# START OF ENTRIES SHOWN

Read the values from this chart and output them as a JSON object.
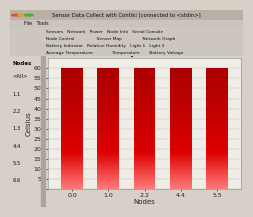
{
  "title": "Temperature",
  "xlabel": "Nodes",
  "ylabel": "Celsius",
  "categories": [
    "0.0",
    "1.0",
    "2.2",
    "4.4",
    "5.5"
  ],
  "values": [
    600,
    600,
    600,
    600,
    600
  ],
  "ylim": [
    0,
    650
  ],
  "yticks": [
    0,
    50,
    100,
    150,
    200,
    250,
    300,
    350,
    400,
    450,
    500,
    550,
    600
  ],
  "title_fontsize": 7,
  "label_fontsize": 5,
  "tick_fontsize": 4.5,
  "window_title": "Sensor Data Collect with Contiki [connected to <stdin>]",
  "bg_color": "#d6d0c8",
  "plot_bg": "#f0ede6",
  "bar_color_dark": "#b50000",
  "bar_color_mid": "#dd1111",
  "bar_color_light": "#ff7777",
  "nodes_list": [
    "<All>",
    "1.1",
    "2.2",
    "1.3",
    "4.4",
    "5.5",
    "6.6"
  ],
  "chrome_row1": "Sensors   Network   Power   Node Info   Serial Console",
  "chrome_row2": "Node Control                Sensor Map               Network Graph",
  "chrome_row3": "Battery Indicator   Relative Humidity   Light 1   Light 2",
  "chrome_row4": "Average Temperature              Temperature       Battery Voltage"
}
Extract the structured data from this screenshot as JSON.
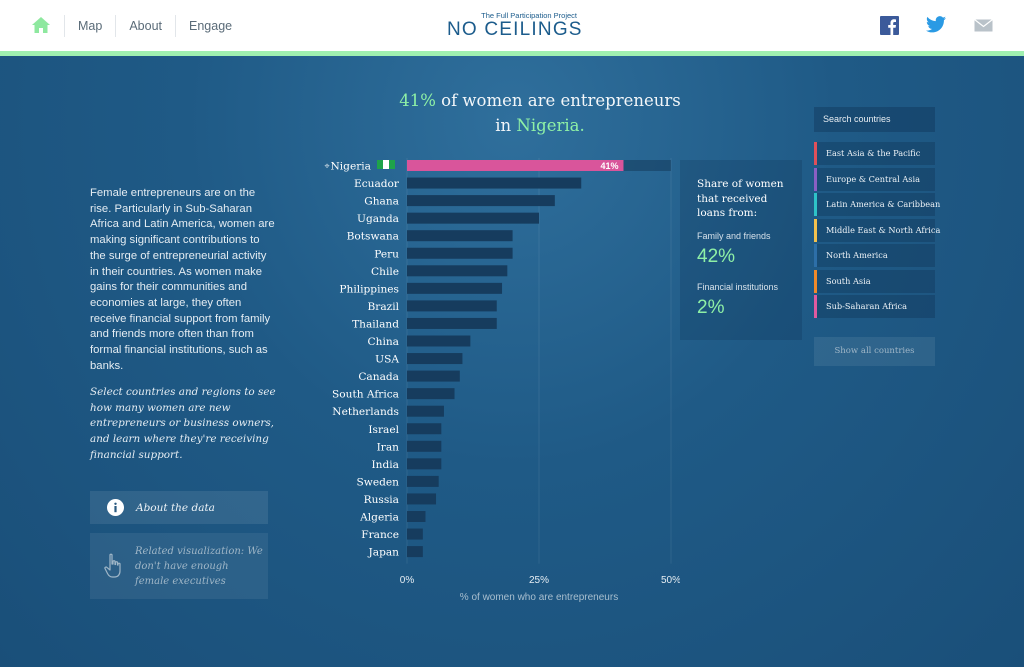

# END OF ENTRIES SHOWN

» **SET EXERCISE**
Repeat verbatim all the material, but not the pictures.

» **RESPONSE TO THE EXERCISE**
Read the values from this chart and output them as a JSON object.
{
  "title": "Temperature",
  "xlabel": "Nodes",
  "ylabel": "Celsius",
  "categories": [
    "0.0",
    "1.0",
    "2.2",
    "4.4",
    "5.5"
  ],
  "values": [
    600,
    600,
    600,
    600,
    600
  ],
  "ylim": [
    0,
    650
  ],
  "yticks": [
    0,
    50,
    100,
    150,
    200,
    250,
    300,
    350,
    400,
    450,
    500,
    550,
    600
  ],
  "title_fontsize": 7,
  "label_fontsize": 5,
  "tick_fontsize": 4.5,
  "window_title": "Sensor Data Collect with Contiki [connected to <stdin>]",
  "bg_color": "#d6d0c8",
  "plot_bg": "#f0ede6",
  "bar_color_dark": "#b50000",
  "bar_color_mid": "#dd1111",
  "bar_color_light": "#ff7777",
  "nodes_list": [
    "<All>",
    "1.1",
    "2.2",
    "1.3",
    "4.4",
    "5.5",
    "6.6"
  ],
  "chrome_row1": "Sensors   Network   Power   Node Info   Serial Console",
  "chrome_row2": "Node Control                Sensor Map               Network Graph",
  "chrome_row3": "Battery Indicator   Relative Humidity   Light 1   Light 2",
  "chrome_row4": "Average Temperature              Temperature       Battery Voltage"
}
Extract the structured data from this screenshot as JSON.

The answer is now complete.